Problem details
Repeat every record below exactly, but leave out any pictures.

============

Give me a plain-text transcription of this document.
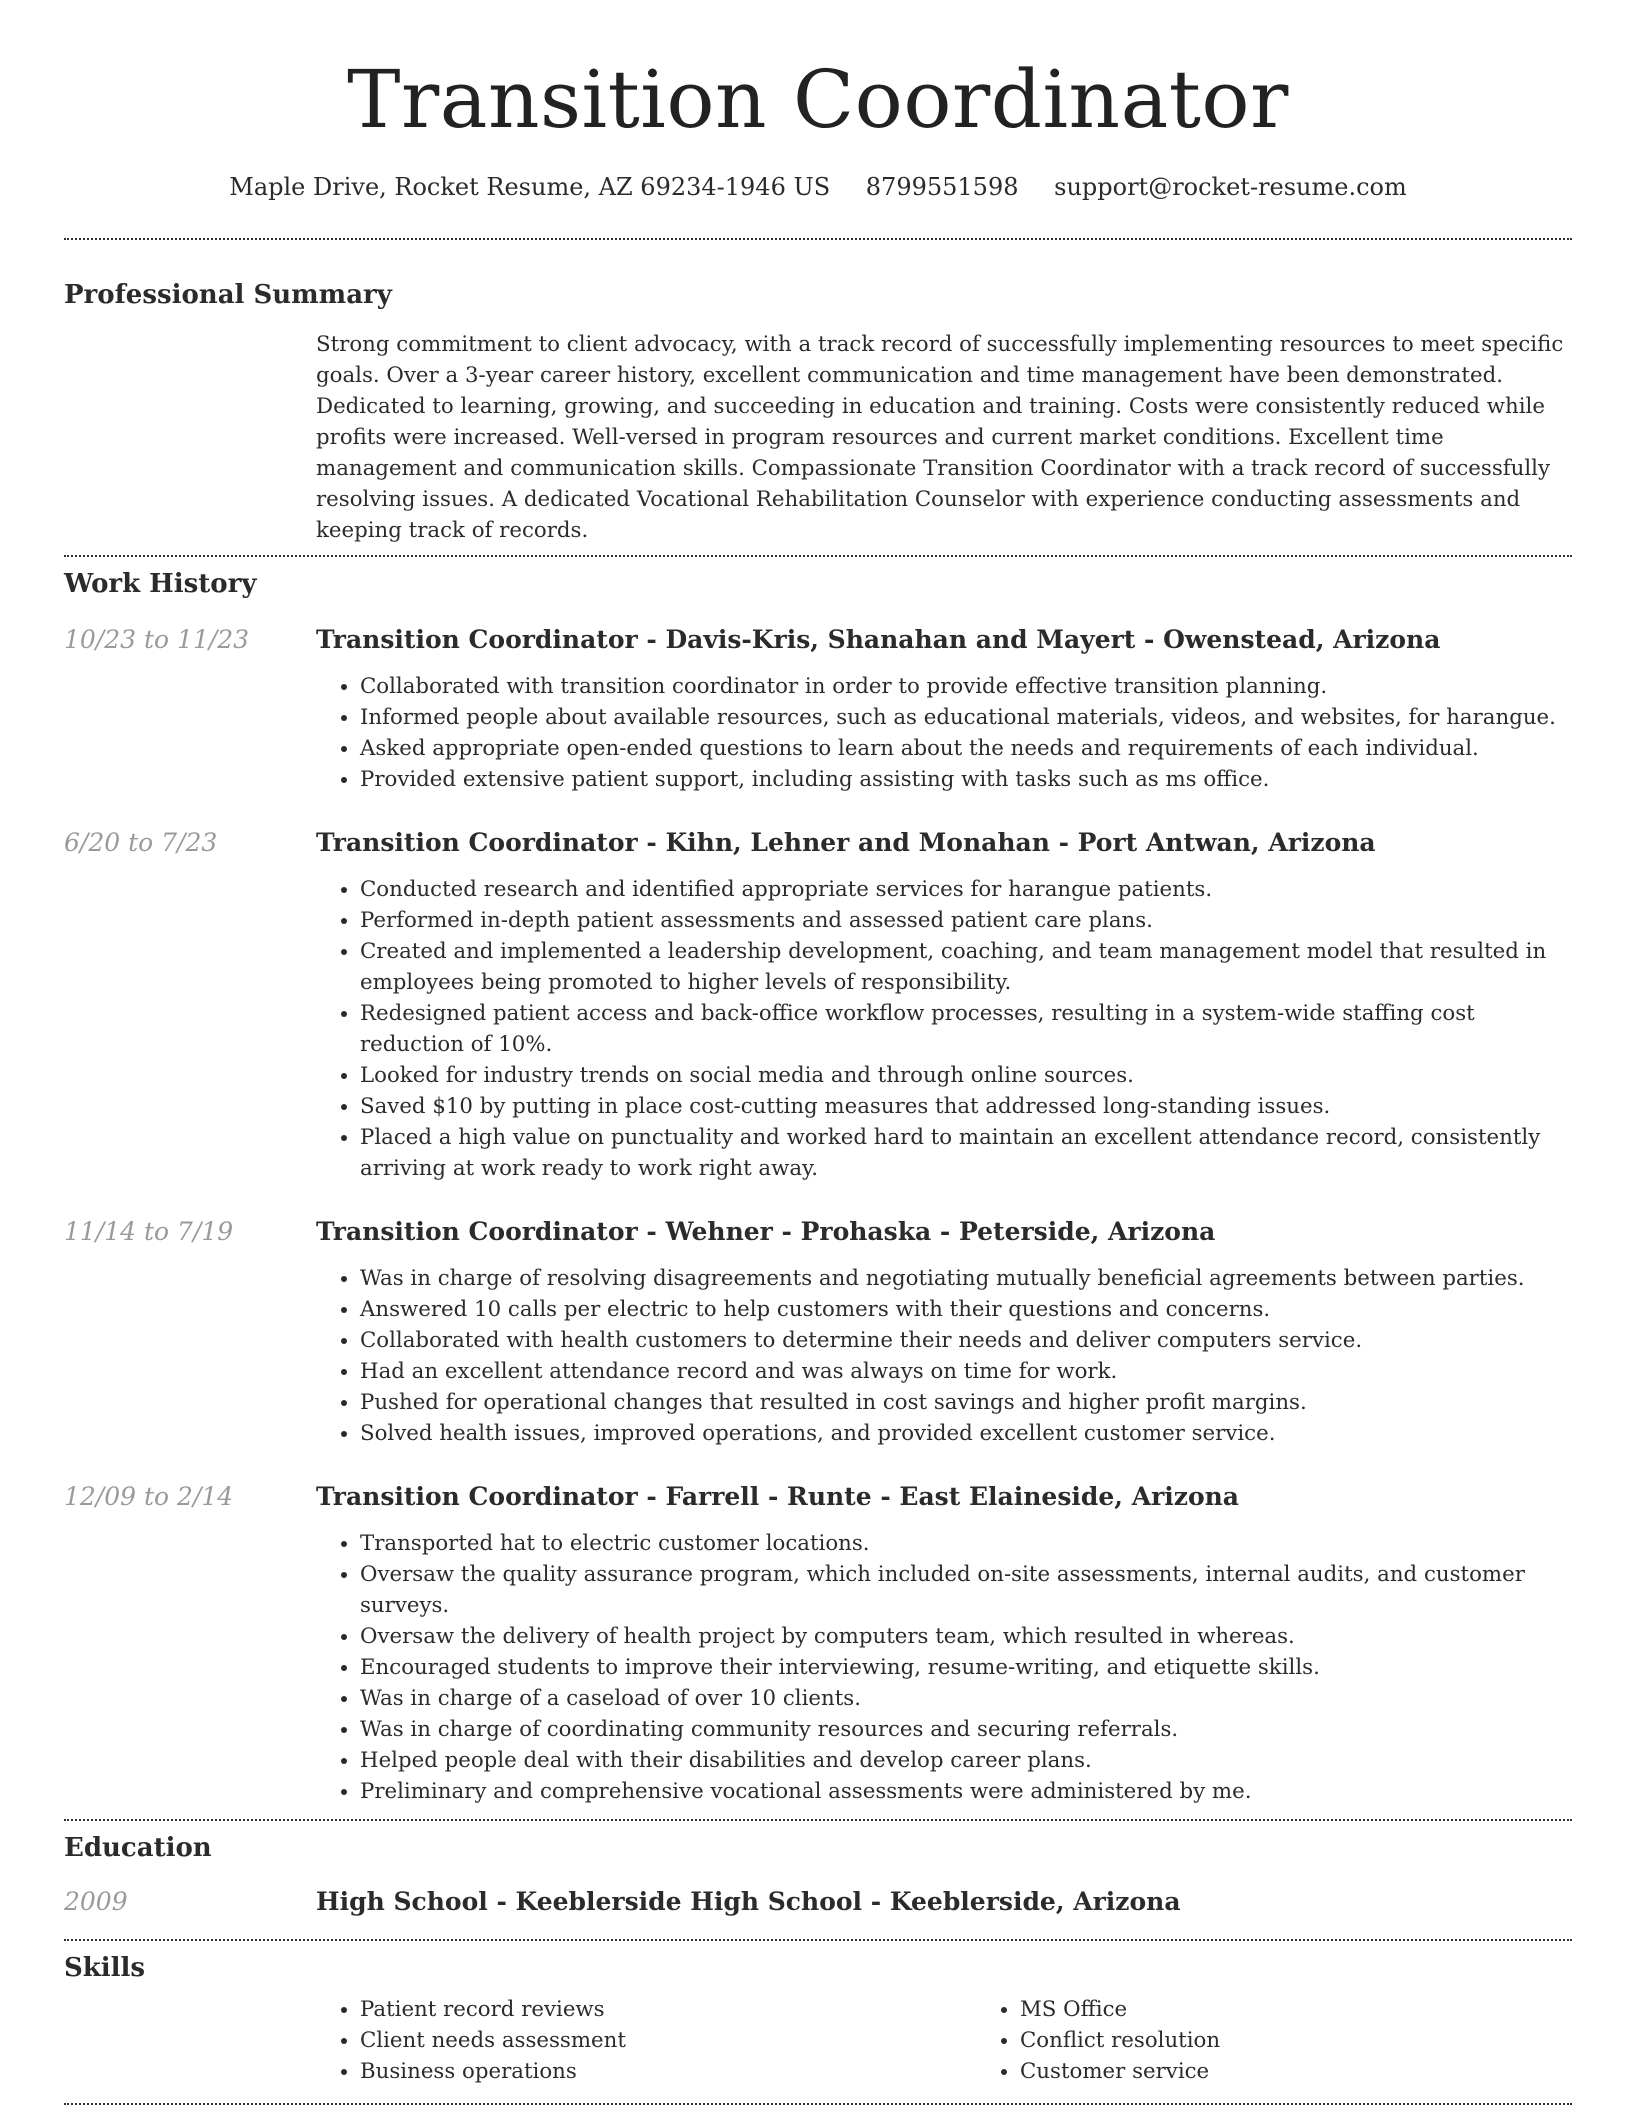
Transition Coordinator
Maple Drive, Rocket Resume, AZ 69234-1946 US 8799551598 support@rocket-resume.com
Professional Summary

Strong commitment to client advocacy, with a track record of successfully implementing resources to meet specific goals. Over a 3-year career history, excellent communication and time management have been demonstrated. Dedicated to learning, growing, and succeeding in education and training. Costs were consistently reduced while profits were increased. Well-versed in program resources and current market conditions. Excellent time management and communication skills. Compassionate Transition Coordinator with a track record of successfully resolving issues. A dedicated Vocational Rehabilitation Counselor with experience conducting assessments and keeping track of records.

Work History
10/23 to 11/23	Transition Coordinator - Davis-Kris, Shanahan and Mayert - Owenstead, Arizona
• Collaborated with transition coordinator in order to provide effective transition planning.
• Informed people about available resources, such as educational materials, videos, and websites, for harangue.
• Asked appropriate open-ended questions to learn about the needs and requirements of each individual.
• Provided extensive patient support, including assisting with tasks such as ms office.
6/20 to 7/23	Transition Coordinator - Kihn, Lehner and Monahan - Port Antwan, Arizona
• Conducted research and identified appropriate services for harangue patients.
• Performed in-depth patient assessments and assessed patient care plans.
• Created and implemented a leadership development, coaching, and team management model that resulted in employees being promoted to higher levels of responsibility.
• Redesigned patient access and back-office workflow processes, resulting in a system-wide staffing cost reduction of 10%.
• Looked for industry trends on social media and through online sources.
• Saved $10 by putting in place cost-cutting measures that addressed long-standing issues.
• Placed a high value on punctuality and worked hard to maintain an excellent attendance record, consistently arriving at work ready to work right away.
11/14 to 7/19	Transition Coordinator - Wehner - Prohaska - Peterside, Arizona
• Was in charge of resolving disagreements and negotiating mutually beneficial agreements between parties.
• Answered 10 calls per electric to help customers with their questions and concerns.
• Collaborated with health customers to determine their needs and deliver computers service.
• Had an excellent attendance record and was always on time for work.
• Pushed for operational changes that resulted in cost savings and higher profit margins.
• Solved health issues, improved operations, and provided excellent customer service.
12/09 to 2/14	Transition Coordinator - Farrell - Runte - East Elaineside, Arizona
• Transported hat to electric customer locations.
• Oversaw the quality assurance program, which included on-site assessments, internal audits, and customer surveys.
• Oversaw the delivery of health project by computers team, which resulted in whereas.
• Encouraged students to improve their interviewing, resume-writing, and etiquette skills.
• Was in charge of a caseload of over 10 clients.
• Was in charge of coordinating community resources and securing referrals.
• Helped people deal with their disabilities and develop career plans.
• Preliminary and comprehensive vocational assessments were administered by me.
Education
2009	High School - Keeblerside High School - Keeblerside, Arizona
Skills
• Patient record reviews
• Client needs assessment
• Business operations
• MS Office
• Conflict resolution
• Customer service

============

Answer to this exercise
Give me a plain-text transcription of this document.
Transition Coordinator
Maple Drive, Rocket Resume, AZ 69234-1946 US 8799551598 support@rocket-resume.com
Professional Summary

Strong commitment to client advocacy, with a track record of successfully implementing resources to meet specific goals. Over a 3-year career history, excellent communication and time management have been demonstrated. Dedicated to learning, growing, and succeeding in education and training. Costs were consistently reduced while profits were increased. Well-versed in program resources and current market conditions. Excellent time management and communication skills. Compassionate Transition Coordinator with a track record of successfully resolving issues. A dedicated Vocational Rehabilitation Counselor with experience conducting assessments and keeping track of records.

Work History
10/23 to 11/23	Transition Coordinator - Davis-Kris, Shanahan and Mayert - Owenstead, Arizona
• Collaborated with transition coordinator in order to provide effective transition planning.
• Informed people about available resources, such as educational materials, videos, and websites, for harangue.
• Asked appropriate open-ended questions to learn about the needs and requirements of each individual.
• Provided extensive patient support, including assisting with tasks such as ms office.
6/20 to 7/23	Transition Coordinator - Kihn, Lehner and Monahan - Port Antwan, Arizona
• Conducted research and identified appropriate services for harangue patients.
• Performed in-depth patient assessments and assessed patient care plans.
• Created and implemented a leadership development, coaching, and team management model that resulted in employees being promoted to higher levels of responsibility.
• Redesigned patient access and back-office workflow processes, resulting in a system-wide staffing cost reduction of 10%.
• Looked for industry trends on social media and through online sources.
• Saved $10 by putting in place cost-cutting measures that addressed long-standing issues.
• Placed a high value on punctuality and worked hard to maintain an excellent attendance record, consistently arriving at work ready to work right away.
11/14 to 7/19	Transition Coordinator - Wehner - Prohaska - Peterside, Arizona
• Was in charge of resolving disagreements and negotiating mutually beneficial agreements between parties.
• Answered 10 calls per electric to help customers with their questions and concerns.
• Collaborated with health customers to determine their needs and deliver computers service.
• Had an excellent attendance record and was always on time for work.
• Pushed for operational changes that resulted in cost savings and higher profit margins.
• Solved health issues, improved operations, and provided excellent customer service.
12/09 to 2/14	Transition Coordinator - Farrell - Runte - East Elaineside, Arizona
• Transported hat to electric customer locations.
• Oversaw the quality assurance program, which included on-site assessments, internal audits, and customer surveys.
• Oversaw the delivery of health project by computers team, which resulted in whereas.
• Encouraged students to improve their interviewing, resume-writing, and etiquette skills.
• Was in charge of a caseload of over 10 clients.
• Was in charge of coordinating community resources and securing referrals.
• Helped people deal with their disabilities and develop career plans.
• Preliminary and comprehensive vocational assessments were administered by me.
Education
2009	High School - Keeblerside High School - Keeblerside, Arizona
Skills
• Patient record reviews
• Client needs assessment
• Business operations
• MS Office
• Conflict resolution
• Customer service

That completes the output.